* **Short task**
Exactly reproduce the entries, dropping any pictures from your copy.

══════════

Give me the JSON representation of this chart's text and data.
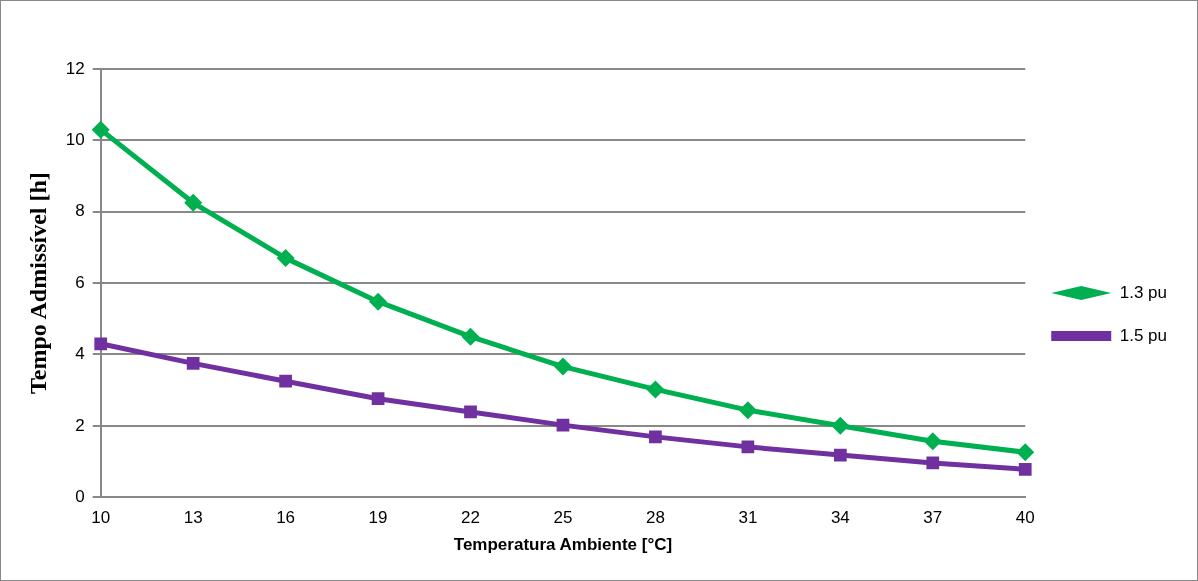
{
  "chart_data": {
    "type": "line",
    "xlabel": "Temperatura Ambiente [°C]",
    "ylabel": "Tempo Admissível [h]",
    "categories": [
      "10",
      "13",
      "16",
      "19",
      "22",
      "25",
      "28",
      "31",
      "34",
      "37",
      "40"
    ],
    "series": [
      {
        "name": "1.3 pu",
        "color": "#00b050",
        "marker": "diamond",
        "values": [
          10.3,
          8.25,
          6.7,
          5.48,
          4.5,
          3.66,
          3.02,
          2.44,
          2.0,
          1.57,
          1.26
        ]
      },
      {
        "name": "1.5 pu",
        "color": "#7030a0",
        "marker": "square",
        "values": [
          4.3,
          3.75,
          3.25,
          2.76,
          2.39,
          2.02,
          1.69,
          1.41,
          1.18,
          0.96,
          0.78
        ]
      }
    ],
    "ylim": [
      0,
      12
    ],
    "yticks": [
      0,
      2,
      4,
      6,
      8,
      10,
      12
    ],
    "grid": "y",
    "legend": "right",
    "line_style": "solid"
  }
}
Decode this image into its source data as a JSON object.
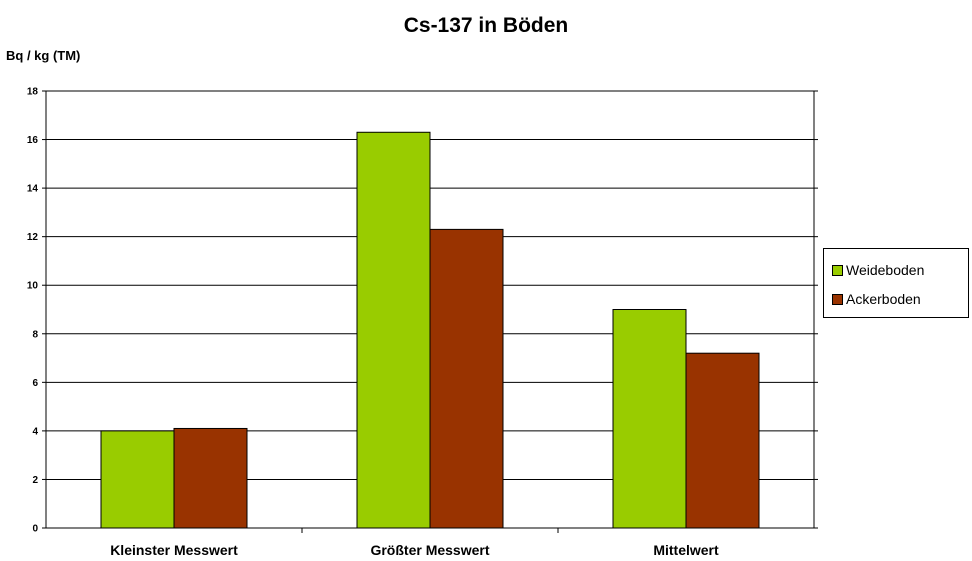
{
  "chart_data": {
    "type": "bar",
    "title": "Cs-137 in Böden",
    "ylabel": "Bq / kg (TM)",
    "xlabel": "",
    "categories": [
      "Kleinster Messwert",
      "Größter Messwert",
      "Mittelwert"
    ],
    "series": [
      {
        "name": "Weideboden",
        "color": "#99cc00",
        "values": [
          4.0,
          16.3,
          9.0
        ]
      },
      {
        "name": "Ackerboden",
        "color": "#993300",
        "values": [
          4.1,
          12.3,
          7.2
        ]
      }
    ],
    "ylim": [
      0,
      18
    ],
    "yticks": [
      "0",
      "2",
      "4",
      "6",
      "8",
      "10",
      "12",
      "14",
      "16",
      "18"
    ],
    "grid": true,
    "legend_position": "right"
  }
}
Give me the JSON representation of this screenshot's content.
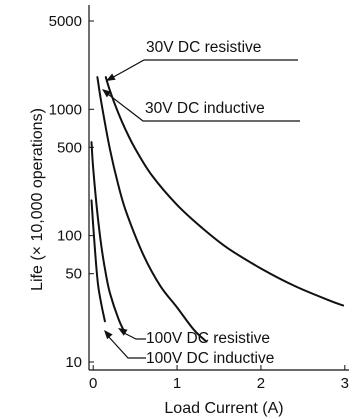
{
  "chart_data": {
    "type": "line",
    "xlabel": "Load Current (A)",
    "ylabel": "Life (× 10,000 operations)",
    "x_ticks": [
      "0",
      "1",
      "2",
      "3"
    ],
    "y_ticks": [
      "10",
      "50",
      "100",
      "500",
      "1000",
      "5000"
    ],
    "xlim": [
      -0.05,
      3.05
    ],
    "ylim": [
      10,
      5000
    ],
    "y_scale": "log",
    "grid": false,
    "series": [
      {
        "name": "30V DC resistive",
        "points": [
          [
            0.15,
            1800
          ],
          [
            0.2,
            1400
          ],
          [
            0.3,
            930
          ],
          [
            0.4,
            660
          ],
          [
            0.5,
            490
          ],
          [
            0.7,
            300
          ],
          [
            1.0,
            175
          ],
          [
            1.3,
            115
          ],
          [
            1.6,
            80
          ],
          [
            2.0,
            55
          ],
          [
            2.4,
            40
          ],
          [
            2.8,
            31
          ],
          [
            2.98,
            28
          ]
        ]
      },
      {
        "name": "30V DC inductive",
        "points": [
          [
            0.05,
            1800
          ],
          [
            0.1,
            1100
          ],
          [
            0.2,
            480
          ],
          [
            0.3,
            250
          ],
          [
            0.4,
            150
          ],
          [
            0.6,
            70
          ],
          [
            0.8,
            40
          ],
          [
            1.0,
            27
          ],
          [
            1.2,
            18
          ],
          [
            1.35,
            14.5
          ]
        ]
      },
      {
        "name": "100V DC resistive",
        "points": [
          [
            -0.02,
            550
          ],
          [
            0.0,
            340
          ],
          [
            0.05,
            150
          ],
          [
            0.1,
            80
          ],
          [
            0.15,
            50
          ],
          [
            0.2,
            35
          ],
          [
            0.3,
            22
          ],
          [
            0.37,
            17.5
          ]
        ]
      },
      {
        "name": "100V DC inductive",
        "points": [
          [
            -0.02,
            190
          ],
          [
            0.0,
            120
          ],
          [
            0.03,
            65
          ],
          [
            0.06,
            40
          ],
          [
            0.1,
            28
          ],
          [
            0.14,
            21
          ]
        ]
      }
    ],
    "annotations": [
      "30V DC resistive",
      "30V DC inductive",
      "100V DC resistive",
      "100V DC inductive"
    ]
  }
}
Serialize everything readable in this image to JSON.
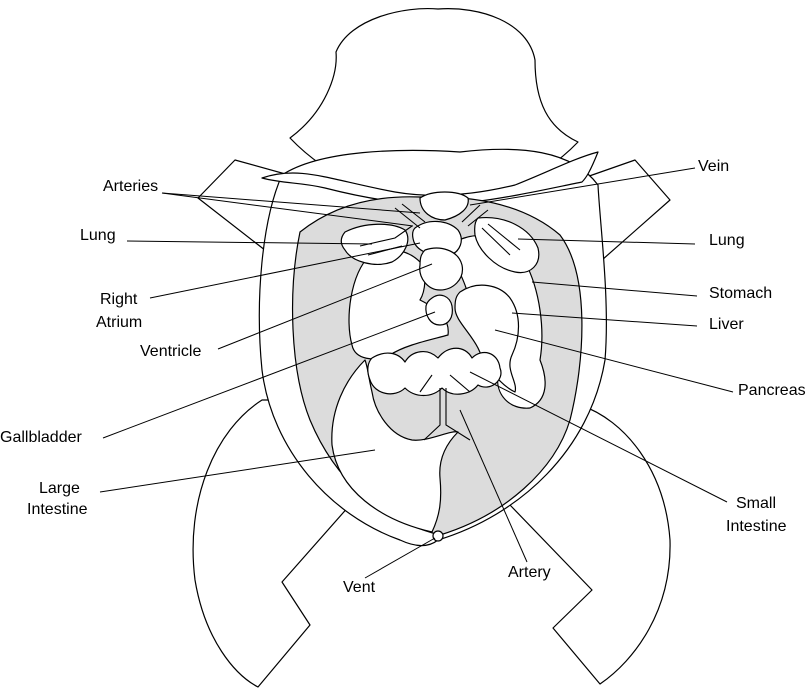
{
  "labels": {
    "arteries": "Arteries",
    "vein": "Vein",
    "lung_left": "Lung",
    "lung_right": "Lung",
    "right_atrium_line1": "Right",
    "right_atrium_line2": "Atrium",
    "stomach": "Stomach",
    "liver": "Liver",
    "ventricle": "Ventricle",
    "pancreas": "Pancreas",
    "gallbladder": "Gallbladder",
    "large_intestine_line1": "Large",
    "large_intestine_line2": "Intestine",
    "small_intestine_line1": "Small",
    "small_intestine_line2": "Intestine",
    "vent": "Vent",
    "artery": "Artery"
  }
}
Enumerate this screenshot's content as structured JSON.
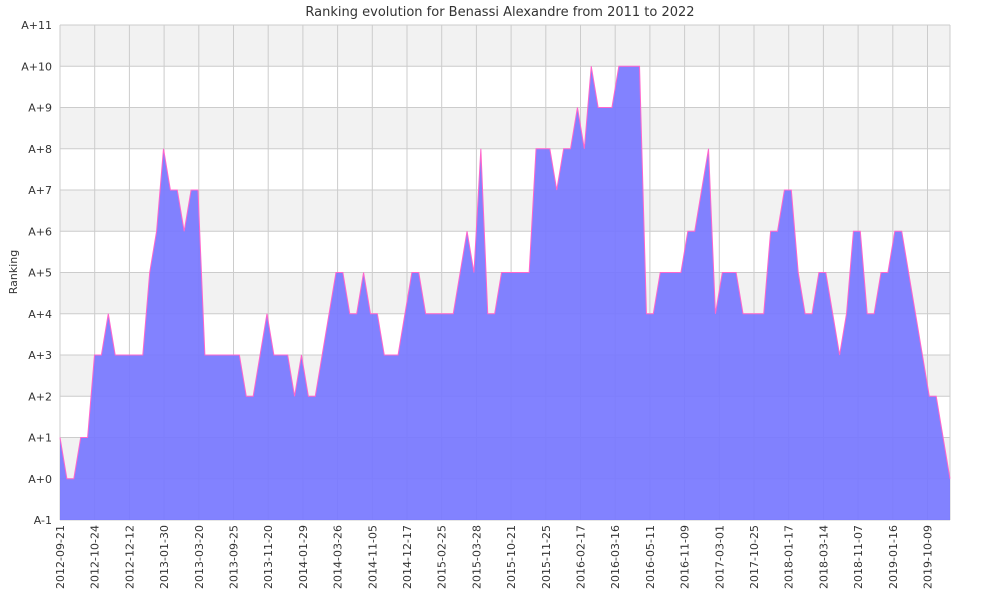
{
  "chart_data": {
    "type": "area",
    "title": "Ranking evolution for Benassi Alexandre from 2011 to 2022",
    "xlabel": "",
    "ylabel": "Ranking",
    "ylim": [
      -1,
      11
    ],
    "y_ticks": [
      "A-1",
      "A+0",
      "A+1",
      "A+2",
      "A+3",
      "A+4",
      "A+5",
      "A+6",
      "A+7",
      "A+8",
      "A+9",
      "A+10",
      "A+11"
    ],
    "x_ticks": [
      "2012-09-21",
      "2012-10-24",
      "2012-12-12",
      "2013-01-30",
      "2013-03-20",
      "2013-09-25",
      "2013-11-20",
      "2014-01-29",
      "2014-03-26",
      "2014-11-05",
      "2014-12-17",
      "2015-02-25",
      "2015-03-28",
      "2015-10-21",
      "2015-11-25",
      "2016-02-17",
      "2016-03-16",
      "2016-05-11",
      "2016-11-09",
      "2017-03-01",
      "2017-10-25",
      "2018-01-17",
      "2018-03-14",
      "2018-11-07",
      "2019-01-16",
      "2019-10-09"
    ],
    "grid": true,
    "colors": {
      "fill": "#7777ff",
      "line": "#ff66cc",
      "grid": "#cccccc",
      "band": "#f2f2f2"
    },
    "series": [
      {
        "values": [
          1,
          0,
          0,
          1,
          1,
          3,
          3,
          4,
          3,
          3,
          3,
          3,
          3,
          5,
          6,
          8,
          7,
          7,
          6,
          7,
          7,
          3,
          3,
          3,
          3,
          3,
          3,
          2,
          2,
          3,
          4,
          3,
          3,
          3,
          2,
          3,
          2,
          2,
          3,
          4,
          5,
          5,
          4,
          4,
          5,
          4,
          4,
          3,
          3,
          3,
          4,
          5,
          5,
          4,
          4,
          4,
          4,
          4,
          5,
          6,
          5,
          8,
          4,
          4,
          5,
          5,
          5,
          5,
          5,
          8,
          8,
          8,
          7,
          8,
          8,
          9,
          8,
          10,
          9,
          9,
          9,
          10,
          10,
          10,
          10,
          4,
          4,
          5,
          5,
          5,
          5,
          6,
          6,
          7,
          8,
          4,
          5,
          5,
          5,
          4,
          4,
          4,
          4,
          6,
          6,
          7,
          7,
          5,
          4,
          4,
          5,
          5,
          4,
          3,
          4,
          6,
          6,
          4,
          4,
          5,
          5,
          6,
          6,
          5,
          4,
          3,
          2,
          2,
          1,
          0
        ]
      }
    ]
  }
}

══════════

* **The reply**
Give me the JSON representation of this chart's text and data.
{
  "chart_data": {
    "type": "line",
    "xlabel": "Temperatura Ambiente [°C]",
    "ylabel": "Tempo Admissível [h]",
    "categories": [
      "10",
      "13",
      "16",
      "19",
      "22",
      "25",
      "28",
      "31",
      "34",
      "37",
      "40"
    ],
    "series": [
      {
        "name": "1.3 pu",
        "color": "#00b050",
        "marker": "diamond",
        "values": [
          10.3,
          8.25,
          6.7,
          5.48,
          4.5,
          3.66,
          3.02,
          2.44,
          2.0,
          1.57,
          1.26
        ]
      },
      {
        "name": "1.5 pu",
        "color": "#7030a0",
        "marker": "square",
        "values": [
          4.3,
          3.75,
          3.25,
          2.76,
          2.39,
          2.02,
          1.69,
          1.41,
          1.18,
          0.96,
          0.78
        ]
      }
    ],
    "ylim": [
      0,
      12
    ],
    "yticks": [
      0,
      2,
      4,
      6,
      8,
      10,
      12
    ],
    "grid": "y",
    "legend": "right",
    "line_style": "solid"
  }
}
Decode this image into its source data as a JSON object.
{
  "chart_data": {
    "type": "bar",
    "title": "Cs-137 in Böden",
    "ylabel": "Bq / kg (TM)",
    "xlabel": "",
    "categories": [
      "Kleinster Messwert",
      "Größter Messwert",
      "Mittelwert"
    ],
    "series": [
      {
        "name": "Weideboden",
        "color": "#99cc00",
        "values": [
          4.0,
          16.3,
          9.0
        ]
      },
      {
        "name": "Ackerboden",
        "color": "#993300",
        "values": [
          4.1,
          12.3,
          7.2
        ]
      }
    ],
    "ylim": [
      0,
      18
    ],
    "yticks": [
      "0",
      "2",
      "4",
      "6",
      "8",
      "10",
      "12",
      "14",
      "16",
      "18"
    ],
    "grid": true,
    "legend_position": "right"
  }
}
Give me the JSON representation of this screenshot's content.
{
  "chart_data": {
    "type": "line",
    "xlabel": "Load Current (A)",
    "ylabel": "Life (× 10,000 operations)",
    "x_ticks": [
      "0",
      "1",
      "2",
      "3"
    ],
    "y_ticks": [
      "10",
      "50",
      "100",
      "500",
      "1000",
      "5000"
    ],
    "xlim": [
      -0.05,
      3.05
    ],
    "ylim": [
      10,
      5000
    ],
    "y_scale": "log",
    "grid": false,
    "series": [
      {
        "name": "30V DC resistive",
        "points": [
          [
            0.15,
            1800
          ],
          [
            0.2,
            1400
          ],
          [
            0.3,
            930
          ],
          [
            0.4,
            660
          ],
          [
            0.5,
            490
          ],
          [
            0.7,
            300
          ],
          [
            1.0,
            175
          ],
          [
            1.3,
            115
          ],
          [
            1.6,
            80
          ],
          [
            2.0,
            55
          ],
          [
            2.4,
            40
          ],
          [
            2.8,
            31
          ],
          [
            2.98,
            28
          ]
        ]
      },
      {
        "name": "30V DC inductive",
        "points": [
          [
            0.05,
            1800
          ],
          [
            0.1,
            1100
          ],
          [
            0.2,
            480
          ],
          [
            0.3,
            250
          ],
          [
            0.4,
            150
          ],
          [
            0.6,
            70
          ],
          [
            0.8,
            40
          ],
          [
            1.0,
            27
          ],
          [
            1.2,
            18
          ],
          [
            1.35,
            14.5
          ]
        ]
      },
      {
        "name": "100V DC resistive",
        "points": [
          [
            -0.02,
            550
          ],
          [
            0.0,
            340
          ],
          [
            0.05,
            150
          ],
          [
            0.1,
            80
          ],
          [
            0.15,
            50
          ],
          [
            0.2,
            35
          ],
          [
            0.3,
            22
          ],
          [
            0.37,
            17.5
          ]
        ]
      },
      {
        "name": "100V DC inductive",
        "points": [
          [
            -0.02,
            190
          ],
          [
            0.0,
            120
          ],
          [
            0.03,
            65
          ],
          [
            0.06,
            40
          ],
          [
            0.1,
            28
          ],
          [
            0.14,
            21
          ]
        ]
      }
    ],
    "annotations": [
      "30V DC resistive",
      "30V DC inductive",
      "100V DC resistive",
      "100V DC inductive"
    ]
  }
}
Serialize everything readable in this image to JSON.
{
  "labels": {
    "arteries": "Arteries",
    "vein": "Vein",
    "lung_left": "Lung",
    "lung_right": "Lung",
    "right_atrium_line1": "Right",
    "right_atrium_line2": "Atrium",
    "stomach": "Stomach",
    "liver": "Liver",
    "ventricle": "Ventricle",
    "pancreas": "Pancreas",
    "gallbladder": "Gallbladder",
    "large_intestine_line1": "Large",
    "large_intestine_line2": "Intestine",
    "small_intestine_line1": "Small",
    "small_intestine_line2": "Intestine",
    "vent": "Vent",
    "artery": "Artery"
  }
}
Enumerate this screenshot's content as structured JSON.
{
  "chart_data": {
    "type": "area",
    "title": "Ranking evolution for Benassi Alexandre from 2011 to 2022",
    "xlabel": "",
    "ylabel": "Ranking",
    "ylim": [
      -1,
      11
    ],
    "y_ticks": [
      "A-1",
      "A+0",
      "A+1",
      "A+2",
      "A+3",
      "A+4",
      "A+5",
      "A+6",
      "A+7",
      "A+8",
      "A+9",
      "A+10",
      "A+11"
    ],
    "x_ticks": [
      "2012-09-21",
      "2012-10-24",
      "2012-12-12",
      "2013-01-30",
      "2013-03-20",
      "2013-09-25",
      "2013-11-20",
      "2014-01-29",
      "2014-03-26",
      "2014-11-05",
      "2014-12-17",
      "2015-02-25",
      "2015-03-28",
      "2015-10-21",
      "2015-11-25",
      "2016-02-17",
      "2016-03-16",
      "2016-05-11",
      "2016-11-09",
      "2017-03-01",
      "2017-10-25",
      "2018-01-17",
      "2018-03-14",
      "2018-11-07",
      "2019-01-16",
      "2019-10-09"
    ],
    "grid": true,
    "colors": {
      "fill": "#7777ff",
      "line": "#ff66cc",
      "grid": "#cccccc",
      "band": "#f2f2f2"
    },
    "series": [
      {
        "values": [
          1,
          0,
          0,
          1,
          1,
          3,
          3,
          4,
          3,
          3,
          3,
          3,
          3,
          5,
          6,
          8,
          7,
          7,
          6,
          7,
          7,
          3,
          3,
          3,
          3,
          3,
          3,
          2,
          2,
          3,
          4,
          3,
          3,
          3,
          2,
          3,
          2,
          2,
          3,
          4,
          5,
          5,
          4,
          4,
          5,
          4,
          4,
          3,
          3,
          3,
          4,
          5,
          5,
          4,
          4,
          4,
          4,
          4,
          5,
          6,
          5,
          8,
          4,
          4,
          5,
          5,
          5,
          5,
          5,
          8,
          8,
          8,
          7,
          8,
          8,
          9,
          8,
          10,
          9,
          9,
          9,
          10,
          10,
          10,
          10,
          4,
          4,
          5,
          5,
          5,
          5,
          6,
          6,
          7,
          8,
          4,
          5,
          5,
          5,
          4,
          4,
          4,
          4,
          6,
          6,
          7,
          7,
          5,
          4,
          4,
          5,
          5,
          4,
          3,
          4,
          6,
          6,
          4,
          4,
          5,
          5,
          6,
          6,
          5,
          4,
          3,
          2,
          2,
          1,
          0
        ]
      }
    ]
  }
}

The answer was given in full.